Written task:
Can you print every record below exactly as written?

:: Excerpted records ::

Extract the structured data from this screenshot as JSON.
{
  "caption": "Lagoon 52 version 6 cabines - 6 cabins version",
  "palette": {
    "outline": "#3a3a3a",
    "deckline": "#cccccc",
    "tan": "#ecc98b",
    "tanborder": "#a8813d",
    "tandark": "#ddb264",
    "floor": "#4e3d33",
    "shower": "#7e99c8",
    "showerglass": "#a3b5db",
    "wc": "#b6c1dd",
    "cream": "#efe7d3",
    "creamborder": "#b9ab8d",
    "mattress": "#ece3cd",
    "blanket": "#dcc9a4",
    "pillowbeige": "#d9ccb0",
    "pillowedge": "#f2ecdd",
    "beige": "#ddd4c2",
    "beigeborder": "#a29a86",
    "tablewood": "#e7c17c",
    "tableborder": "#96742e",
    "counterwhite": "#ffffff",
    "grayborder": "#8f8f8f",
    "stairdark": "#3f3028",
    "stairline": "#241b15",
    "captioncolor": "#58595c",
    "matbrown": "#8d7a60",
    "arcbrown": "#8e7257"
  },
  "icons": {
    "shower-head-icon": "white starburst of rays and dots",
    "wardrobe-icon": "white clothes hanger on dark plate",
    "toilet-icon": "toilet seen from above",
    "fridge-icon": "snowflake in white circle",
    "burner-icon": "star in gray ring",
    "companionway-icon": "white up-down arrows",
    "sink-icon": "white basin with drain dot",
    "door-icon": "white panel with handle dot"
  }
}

:::

Answer to this task:
Extract the structured data from this screenshot as JSON.
{
  "caption": "Lagoon 52 version 6 cabines - 6 cabins version",
  "palette": {
    "outline": "#3a3a3a",
    "deckline": "#cccccc",
    "tan": "#ecc98b",
    "tanborder": "#a8813d",
    "tandark": "#ddb264",
    "floor": "#4e3d33",
    "shower": "#7e99c8",
    "showerglass": "#a3b5db",
    "wc": "#b6c1dd",
    "cream": "#efe7d3",
    "creamborder": "#b9ab8d",
    "mattress": "#ece3cd",
    "blanket": "#dcc9a4",
    "pillowbeige": "#d9ccb0",
    "pillowedge": "#f2ecdd",
    "beige": "#ddd4c2",
    "beigeborder": "#a29a86",
    "tablewood": "#e7c17c",
    "tableborder": "#96742e",
    "counterwhite": "#ffffff",
    "grayborder": "#8f8f8f",
    "stairdark": "#3f3028",
    "stairline": "#241b15",
    "captioncolor": "#58595c",
    "matbrown": "#8d7a60",
    "arcbrown": "#8e7257"
  },
  "icons": {
    "shower-head-icon": "white starburst of rays and dots",
    "wardrobe-icon": "white clothes hanger on dark plate",
    "toilet-icon": "toilet seen from above",
    "fridge-icon": "snowflake in white circle",
    "burner-icon": "star in gray ring",
    "companionway-icon": "white up-down arrows",
    "sink-icon": "white basin with drain dot",
    "door-icon": "white panel with handle dot"
  }
}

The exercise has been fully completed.